§ To do: Which lines of the records contain "охранной"? Collect every one of them.
########
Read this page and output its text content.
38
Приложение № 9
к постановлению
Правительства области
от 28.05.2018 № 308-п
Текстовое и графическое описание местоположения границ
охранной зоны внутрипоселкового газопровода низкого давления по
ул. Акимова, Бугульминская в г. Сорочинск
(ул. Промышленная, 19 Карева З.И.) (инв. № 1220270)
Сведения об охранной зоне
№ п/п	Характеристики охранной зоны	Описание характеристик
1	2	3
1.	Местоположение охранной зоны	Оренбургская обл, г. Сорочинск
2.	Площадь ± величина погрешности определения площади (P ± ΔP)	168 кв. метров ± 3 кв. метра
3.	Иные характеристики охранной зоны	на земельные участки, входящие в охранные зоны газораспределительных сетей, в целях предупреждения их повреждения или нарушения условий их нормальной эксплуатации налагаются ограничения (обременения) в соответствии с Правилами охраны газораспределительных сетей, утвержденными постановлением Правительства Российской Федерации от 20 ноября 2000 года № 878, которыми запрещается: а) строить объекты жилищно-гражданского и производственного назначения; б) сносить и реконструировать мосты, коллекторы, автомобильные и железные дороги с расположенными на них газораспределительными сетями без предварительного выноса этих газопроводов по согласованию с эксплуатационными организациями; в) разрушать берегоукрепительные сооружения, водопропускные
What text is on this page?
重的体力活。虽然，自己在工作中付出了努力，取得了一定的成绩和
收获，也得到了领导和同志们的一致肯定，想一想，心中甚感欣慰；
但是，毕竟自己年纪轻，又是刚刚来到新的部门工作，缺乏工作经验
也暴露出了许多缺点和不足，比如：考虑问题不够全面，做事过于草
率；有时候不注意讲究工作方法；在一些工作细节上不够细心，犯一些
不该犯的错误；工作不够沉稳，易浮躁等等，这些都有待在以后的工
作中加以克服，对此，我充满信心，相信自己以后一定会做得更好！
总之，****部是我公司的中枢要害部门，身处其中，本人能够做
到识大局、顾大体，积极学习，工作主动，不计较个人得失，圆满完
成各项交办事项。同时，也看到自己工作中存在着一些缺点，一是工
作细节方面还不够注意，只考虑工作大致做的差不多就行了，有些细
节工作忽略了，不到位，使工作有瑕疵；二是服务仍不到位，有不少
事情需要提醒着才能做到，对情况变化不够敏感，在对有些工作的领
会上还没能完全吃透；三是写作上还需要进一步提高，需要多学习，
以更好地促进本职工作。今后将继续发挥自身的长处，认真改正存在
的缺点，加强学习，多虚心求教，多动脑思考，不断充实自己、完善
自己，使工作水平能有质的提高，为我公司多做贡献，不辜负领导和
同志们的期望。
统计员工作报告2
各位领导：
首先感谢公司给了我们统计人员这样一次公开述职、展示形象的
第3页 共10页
########
§ Complete answer:
охранной зоны внутрипоселкового газопровода низкого давления по
Сведения об охранной зоне
№ п/п	Характеристики охранной зоны	Описание характеристик
1.	Местоположение охранной зоны	Оренбургская обл, г. Сорочинск
3.	Иные характеристики охранной зоны	на земельные участки, входящие в охранные зоны газораспределительных сетей, в целях предупреждения их повреждения или нарушения условий их нормальной эксплуатации налагаются ограничения (обременения) в соответствии с Правилами охраны газораспределительных сетей, утвержденными постановлением Правительства Российской Федерации от 20 ноября 2000 года № 878, которыми запрещается: а) строить объекты жилищно-гражданского и производственного назначения; б) сносить и реконструировать мосты, коллекторы, автомобильные и железные дороги с расположенными на них газораспределительными сетями без предварительного выноса этих газопроводов по согласованию с эксплуатационными организациями; в) разрушать берегоукрепительные сооружения, водопропускные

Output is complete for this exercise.